**What you need to do:** Find the line that contains "Give me a plain-text" in the entries below. Restate it and every line after it, word for word, with no pictures.

Entries from a dataset
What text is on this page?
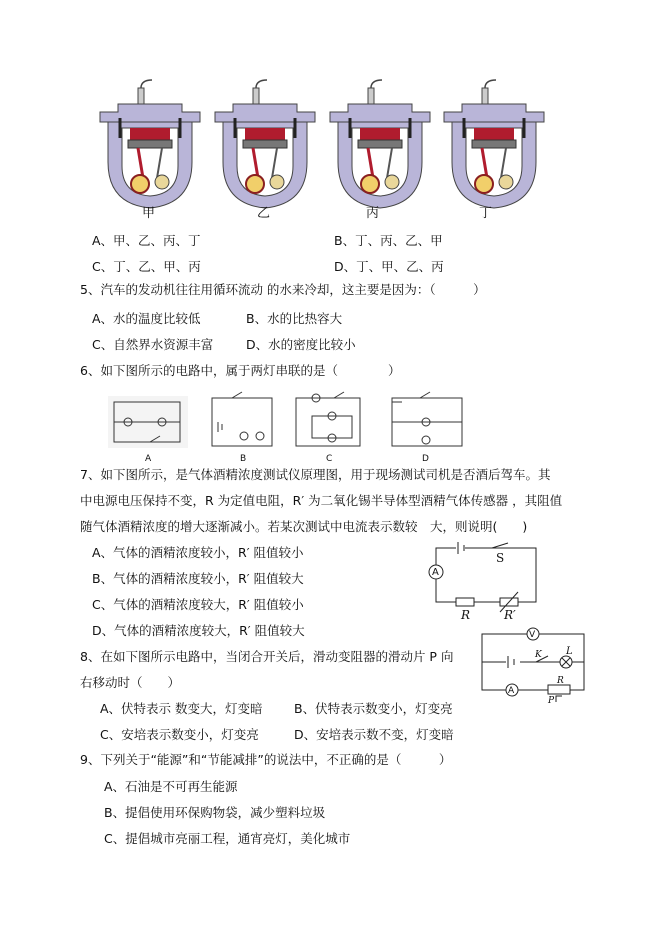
甲	乙	丙	丁
A、甲、乙、丙、丁	B、丁、丙、乙、甲
C、丁、乙、甲、丙	D、丁、甲、乙、丙
5、汽车的发动机往往用循环流动 的水来冷却，这主要是因为：（　　　）
A、水的温度比较低	B、水的比热容大
C、自然界水资源丰富	D、水的密度比较小
6、如下图所示的电路中，属于两灯串联的是（　　　　）
A	B	C	D
7、如下图所示，是气体酒精浓度测试仪原理图，用于现场测试司机是否酒后驾车。其
中电源电压保持不变，R 为定值电阻，R′ 为二氧化锡半导体型酒精气体传感器 ，其阻值
随气体酒精浓度的增大逐渐减小。若某次测试中电流表示数较　大，则说明(　　)
A、气体的酒精浓度较小，R′ 阻值较小
B、气体的酒精浓度较小，R′ 阻值较大
C、气体的酒精浓度较大，R′ 阻值较小
D、气体的酒精浓度较大，R′ 阻值较大
A
S
R	R′
8、在如下图所示电路中，当闭合开关后，滑动变阻器的滑动片 P 向
右移动时（　　）
A、伏特表示 数变大，灯变暗	B、伏特表示数变小，灯变亮
C、安培表示数变小，灯变亮	D、安培表示数不变，灯变暗
V
A
K L
R
P
9、下列关于“能源”和“节能减排”的说法中，不正确的是（　　　）
A、石油是不可再生能源
B、提倡使用环保购物袋，减少塑料垃圾
C、提倡城市亮丽工程，通宵亮灯，美化城市
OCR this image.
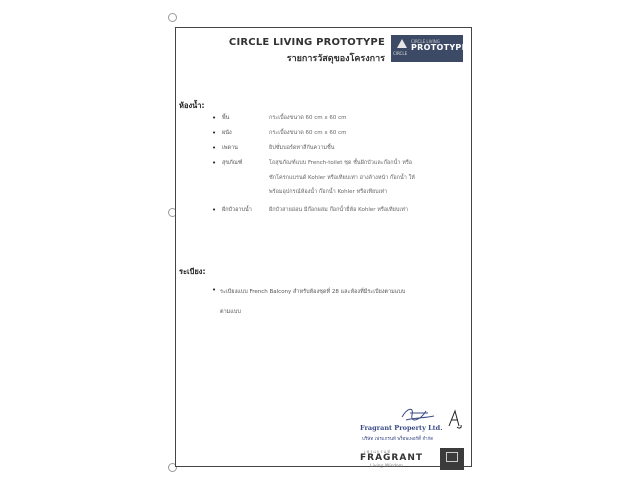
CIRCLE LIVING PROTOTYPE
รายการวัสดุของโครงการ
CIRCLE
CIRCLE LIVING
PROTOTYPE
ห้องน้ำ:
• พื้น	กระเบื้องขนาด 60 cm x 60 cm
• ผนัง	กระเบื้องขนาด 60 cm x 60 cm
• เพดาน	ยิปซั่มบอร์ดทาสีกันความชื้น
• สุขภัณฑ์	โถสุขภัณฑ์แบบ French-toilet ชุด ชั้นฝักบัวและก๊อกน้ำ หรือ
ชักโครกแบรนด์ Kohler หรือเทียบเท่า อ่างล้างหน้า ก๊อกน้ำ ให้
พร้อมอุปกรณ์ห้องน้ำ ก๊อกน้ำ Kohler หรือเทียบเท่า
• ฝักบัวอาบน้ำ	ฝักบัวสายอ่อน มีก๊อกผสม ก๊อกน้ำยี่ห้อ Kohler หรือเทียบเท่า
ระเบียง:
• ระเบียงแบบ French Balcony สำหรับห้องชุดที่ 28 และห้องที่มีระเบียงตามแบบ
ตามแบบ
Fragrant Property Ltd.
บริษัท เฟรแกรนท์ พร็อพเพอร์ตี้ จำกัด
เฟรแกรนท์
FRAGRANT
Living Wisdom
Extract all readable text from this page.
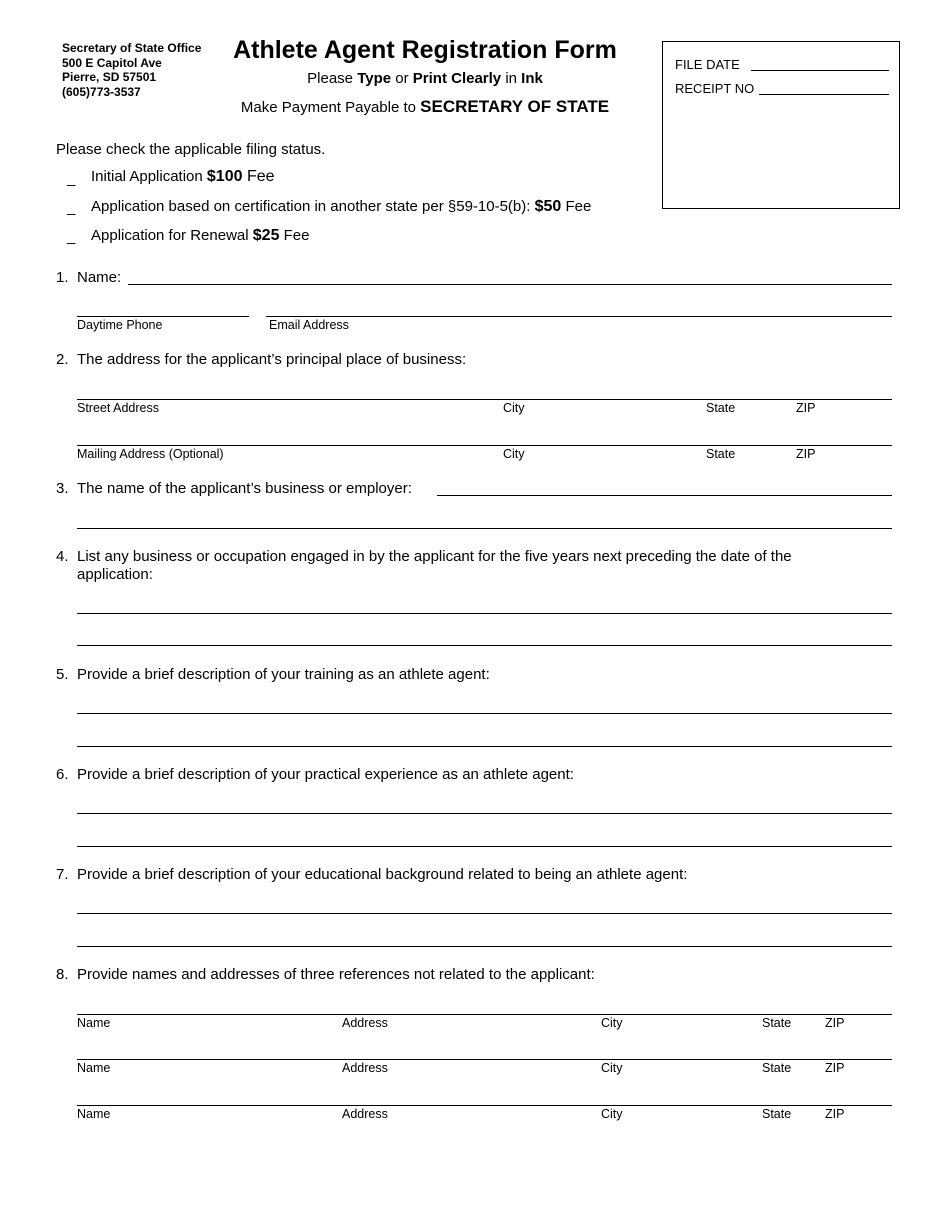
Secretary of State Office
500 E Capitol Ave
Pierre, SD 57501
(605)773-3537
Athlete Agent Registration Form
Please Type or Print Clearly in Ink
Make Payment Payable to SECRETARY OF STATE
FILE DATE
RECEIPT NO
Please check the applicable filing status.
_ Initial Application $100 Fee
_ Application based on certification in another state per §59-10-5(b): $50 Fee
_ Application for Renewal $25 Fee
1. Name:
Daytime Phone	Email Address
2. The address for the applicant’s principal place of business:
Street Address	City	State	ZIP
Mailing Address (Optional)	City	State	ZIP
3. The name of the applicant’s business or employer:
4. List any business or occupation engaged in by the applicant for the five years next preceding the date of the
application:
5. Provide a brief description of your training as an athlete agent:
6. Provide a brief description of your practical experience as an athlete agent:
7. Provide a brief description of your educational background related to being an athlete agent:
8. Provide names and addresses of three references not related to the applicant:
Name	Address	City	State	ZIP
Name	Address	City	State	ZIP
Name	Address	City	State	ZIP
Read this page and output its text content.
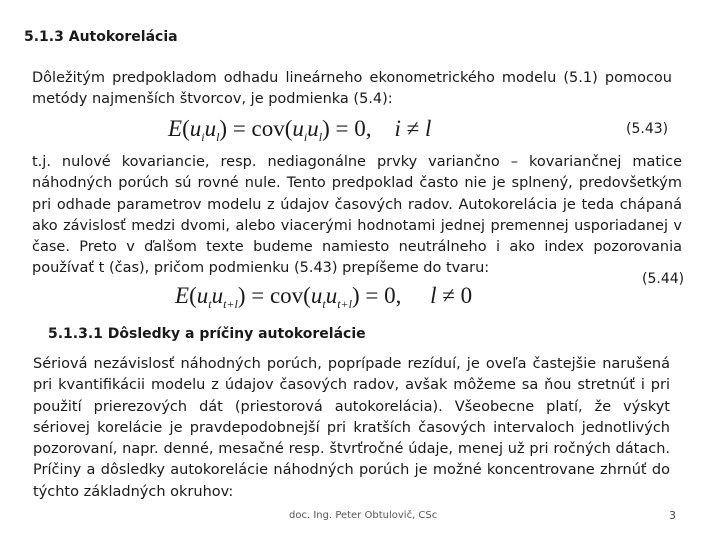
5.1.3 Autokorelácia
Dôležitým predpokladom odhadu lineárneho ekonometrického modelu (5.1) pomocou metódy najmenších štvorcov, je podmienka (5.4):
$E(u_iu_l) = cov(u_iu_l) = 0$,    i ≠ l	(5.43)
t.j. nulové kovariancie, resp. nediagonálne prvky variančno – kovariančnej matice náhodných porúch sú rovné nule. Tento predpoklad často nie je splnený, predovšetkým pri odhade parametrov modelu z údajov časových radov. Autokorelácia je teda chápaná ako závislosť medzi dvomi, alebo viacerými hodnotami jednej premennej usporiadanej v čase. Preto v ďalšom texte budeme namiesto neutrálneho i ako index pozorovania používať t (čas), pričom podmienku (5.43) prepíšeme do tvaru:
(5.44)
$E(u_tu_{t+l}) = cov(u_tu_{t+l}) = 0$,     l ≠ 0
5.1.3.1 Dôsledky a príčiny autokorelácie
Sériová nezávislosť náhodných porúch, poprípade rezíduí, je oveľa častejšie narušená pri kvantifikácii modelu z údajov časových radov, avšak môžeme sa ňou stretnúť i pri použití prierezových dát (priestorová autokorelácia). Všeobecne platí, že výskyt sériovej korelácie je pravdepodobnejší pri kratších časových intervaloch jednotlivých pozorovaní, napr. denné, mesačné resp. štvrťročné údaje, menej už pri ročných dátach. Príčiny a dôsledky autokorelácie náhodných porúch je možné koncentrovane zhrnúť do týchto základných okruhov:
doc. Ing. Peter Obtulovič, CSc	3
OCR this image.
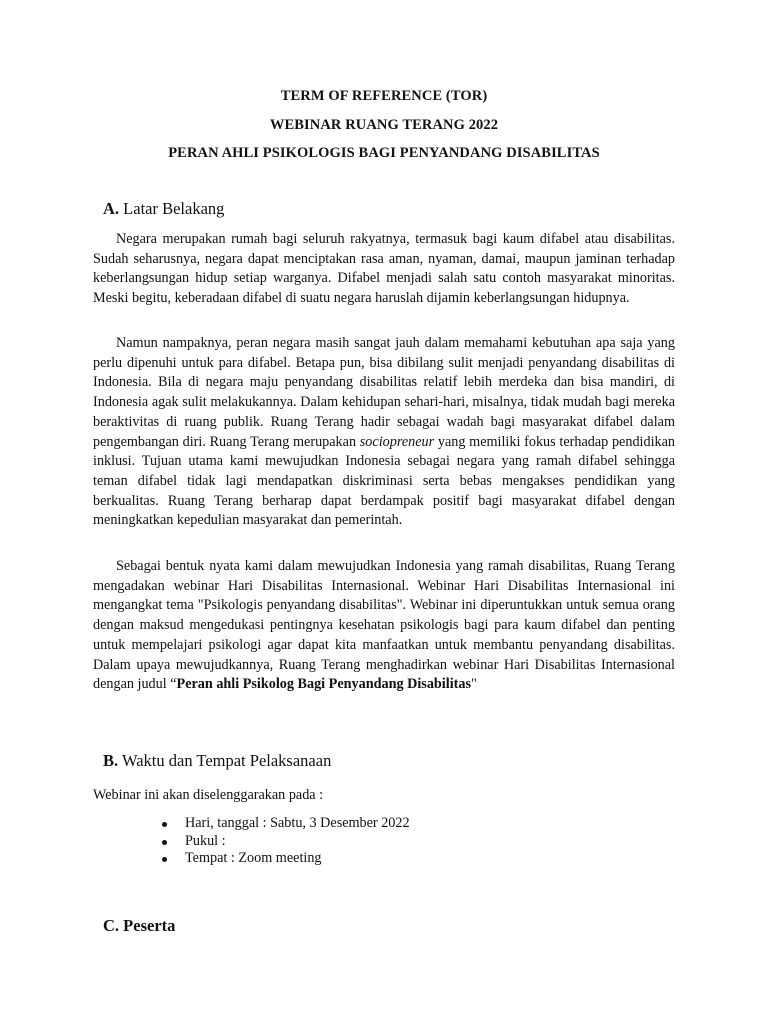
TERM OF REFERENCE (TOR)
WEBINAR RUANG TERANG 2022
PERAN AHLI PSIKOLOGIS BAGI PENYANDANG DISABILITAS
A. Latar Belakang

Negara merupakan rumah bagi seluruh rakyatnya, termasuk bagi kaum difabel atau disabilitas. Sudah seharusnya, negara dapat menciptakan rasa aman, nyaman, damai, maupun jaminan terhadap keberlangsungan hidup setiap warganya. Difabel menjadi salah satu contoh masyarakat minoritas. Meski begitu, keberadaan difabel di suatu negara haruslah dijamin keberlangsungan hidupnya.

Namun nampaknya, peran negara masih sangat jauh dalam memahami kebutuhan apa saja yang perlu dipenuhi untuk para difabel. Betapa pun, bisa dibilang sulit menjadi penyandang disabilitas di Indonesia. Bila di negara maju penyandang disabilitas relatif lebih merdeka dan bisa mandiri, di Indonesia agak sulit melakukannya. Dalam kehidupan sehari-hari, misalnya, tidak mudah bagi mereka beraktivitas di ruang publik. Ruang Terang hadir sebagai wadah bagi masyarakat difabel dalam pengembangan diri. Ruang Terang merupakan sociopreneur yang memiliki fokus terhadap pendidikan inklusi. Tujuan utama kami mewujudkan Indonesia sebagai negara yang ramah difabel sehingga teman difabel tidak lagi mendapatkan diskriminasi serta bebas mengakses pendidikan yang berkualitas. Ruang Terang berharap dapat berdampak positif bagi masyarakat difabel dengan meningkatkan kepedulian masyarakat dan pemerintah.

Sebagai bentuk nyata kami dalam mewujudkan Indonesia yang ramah disabilitas, Ruang Terang mengadakan webinar Hari Disabilitas Internasional. Webinar Hari Disabilitas Internasional ini mengangkat tema "Psikologis penyandang disabilitas". Webinar ini diperuntukkan untuk semua orang dengan maksud mengedukasi pentingnya kesehatan psikologis bagi para kaum difabel dan penting untuk mempelajari psikologi agar dapat kita manfaatkan untuk membantu penyandang disabilitas. Dalam upaya mewujudkannya, Ruang Terang menghadirkan webinar Hari Disabilitas Internasional dengan judul “Peran ahli Psikolog Bagi Penyandang Disabilitas"

B. Waktu dan Tempat Pelaksanaan
Webinar ini akan diselenggarakan pada :
Hari, tanggal : Sabtu, 3 Desember 2022
Pukul :
Tempat : Zoom meeting
C. Peserta
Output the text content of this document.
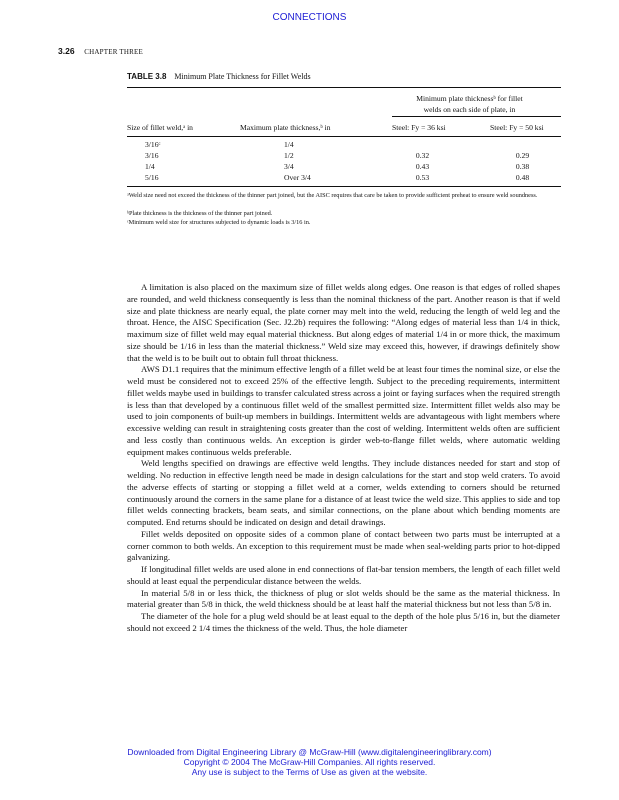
CONNECTIONS
3.26 CHAPTER THREE
TABLE 3.8 Minimum Plate Thickness for Fillet Welds
Minimum plate thicknessᵇ for fillet
welds on each side of plate, in
Size of fillet weld,ᵃ in	Maximum plate thickness,ᵇ in	Steel: Fy = 36 ksi	Steel: Fy = 50 ksi
3/16ᶜ	1/4
3/16	1/2	0.32	0.29
1/4	3/4	0.43	0.38
5/16	Over 3/4	0.53	0.48
ᵃWeld size need not exceed the thickness of the thinner part joined, but the AISC requires that care be taken to provide sufficient preheat to ensure weld soundness.
ᵇPlate thickness is the thickness of the thinner part joined.
ᶜMinimum weld size for structures subjected to dynamic loads is 3/16 in.

A limitation is also placed on the maximum size of fillet welds along edges. One reason is that edges of rolled shapes are rounded, and weld thickness consequently is less than the nominal thickness of the part. Another reason is that if weld size and plate thickness are nearly equal, the plate corner may melt into the weld, reducing the length of weld leg and the throat. Hence, the AISC Specification (Sec. J2.2b) requires the following: “Along edges of material less than 1/4 in thick, maximum size of fillet weld may equal material thickness. But along edges of material 1/4 in or more thick, the maximum size should be 1/16 in less than the material thickness.” Weld size may exceed this, however, if drawings definitely show that the weld is to be built out to obtain full throat thickness.

AWS D1.1 requires that the minimum effective length of a fillet weld be at least four times the nominal size, or else the weld must be considered not to exceed 25% of the effective length. Subject to the preceding requirements, intermittent fillet welds maybe used in buildings to transfer calculated stress across a joint or faying surfaces when the required strength is less than that developed by a continuous fillet weld of the smallest permitted size. Intermittent fillet welds also may be used to join components of built-up members in buildings. Intermittent welds are advantageous with light members where excessive welding can result in straightening costs greater than the cost of welding. Intermittent welds often are sufficient and less costly than continuous welds. An exception is girder web-to-flange fillet welds, where automatic welding equipment makes continuous welds preferable.

Weld lengths specified on drawings are effective weld lengths. They include distances needed for start and stop of welding. No reduction in effective length need be made in design calculations for the start and stop weld craters. To avoid the adverse effects of starting or stopping a fillet weld at a corner, welds extending to corners should be returned continuously around the corners in the same plane for a distance of at least twice the weld size. This applies to side and top fillet welds connecting brackets, beam seats, and similar connections, on the plane about which bending moments are computed. End returns should be indicated on design and detail drawings.

Fillet welds deposited on opposite sides of a common plane of contact between two parts must be interrupted at a corner common to both welds. An exception to this requirement must be made when seal-welding parts prior to hot-dipped galvanizing.

If longitudinal fillet welds are used alone in end connections of flat-bar tension members, the length of each fillet weld should at least equal the perpendicular distance between the welds.

In material 5/8 in or less thick, the thickness of plug or slot welds should be the same as the material thickness. In material greater than 5/8 in thick, the weld thickness should be at least half the material thickness but not less than 5/8 in.

The diameter of the hole for a plug weld should be at least equal to the depth of the hole plus 5/16 in, but the diameter should not exceed 2 1/4 times the thickness of the weld. Thus, the hole diameter

Downloaded from Digital Engineering Library @ McGraw-Hill (www.digitalengineeringlibrary.com)
Copyright © 2004 The McGraw-Hill Companies. All rights reserved.
Any use is subject to the Terms of Use as given at the website.
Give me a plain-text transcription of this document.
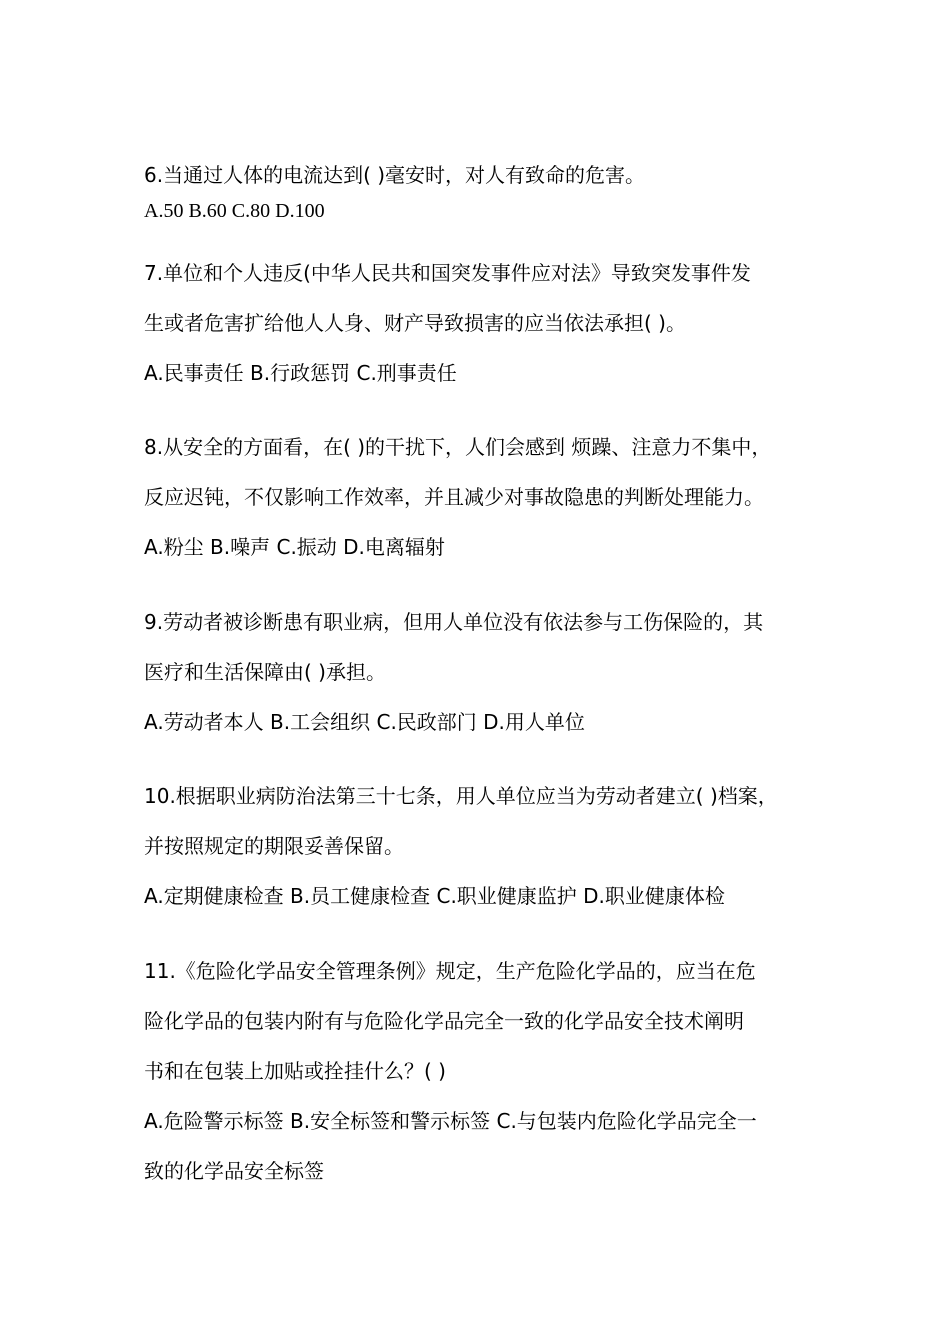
6.当通过人体的电流达到( )毫安时，对人有致命的危害。
A.50 B.60 C.80 D.100
7.单位和个人违反(中华人民共和国突发事件应对法》导致突发事件发
生或者危害扩给他人人身、财产导致损害的应当依法承担( )。
A.民事责任 B.行政惩罚 C.刑事责任
8.从安全的方面看，在( )的干扰下，人们会感到 烦躁、注意力不集中，
反应迟钝，不仅影响工作效率，并且减少对事故隐患的判断处理能力。
A.粉尘 B.噪声 C.振动 D.电离辐射
9.劳动者被诊断患有职业病，但用人单位没有依法参与工伤保险的，其
医疗和生活保障由( )承担。
A.劳动者本人 B.工会组织 C.民政部门 D.用人单位
10.根据职业病防治法第三十七条，用人单位应当为劳动者建立( )档案，
并按照规定的期限妥善保留。
A.定期健康检查 B.员工健康检查 C.职业健康监护 D.职业健康体检
11.《危险化学品安全管理条例》规定，生产危险化学品的，应当在危
险化学品的包装内附有与危险化学品完全一致的化学品安全技术阐明
书和在包装上加贴或拴挂什么？( )
A.危险警示标签 B.安全标签和警示标签 C.与包装内危险化学品完全一
致的化学品安全标签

**Worked solution:**
Give me a plain-text transcription of this document.
6.当通过人体的电流达到( )毫安时，对人有致命的危害。
A.50 B.60 C.80 D.100
7.单位和个人违反(中华人民共和国突发事件应对法》导致突发事件发
生或者危害扩给他人人身、财产导致损害的应当依法承担( )。
A.民事责任 B.行政惩罚 C.刑事责任
8.从安全的方面看，在( )的干扰下，人们会感到 烦躁、注意力不集中，
反应迟钝，不仅影响工作效率，并且减少对事故隐患的判断处理能力。
A.粉尘 B.噪声 C.振动 D.电离辐射
9.劳动者被诊断患有职业病，但用人单位没有依法参与工伤保险的，其
医疗和生活保障由( )承担。
A.劳动者本人 B.工会组织 C.民政部门 D.用人单位
10.根据职业病防治法第三十七条，用人单位应当为劳动者建立( )档案，
并按照规定的期限妥善保留。
A.定期健康检查 B.员工健康检查 C.职业健康监护 D.职业健康体检
11.《危险化学品安全管理条例》规定，生产危险化学品的，应当在危
险化学品的包装内附有与危险化学品完全一致的化学品安全技术阐明
书和在包装上加贴或拴挂什么？( )
A.危险警示标签 B.安全标签和警示标签 C.与包装内危险化学品完全一
致的化学品安全标签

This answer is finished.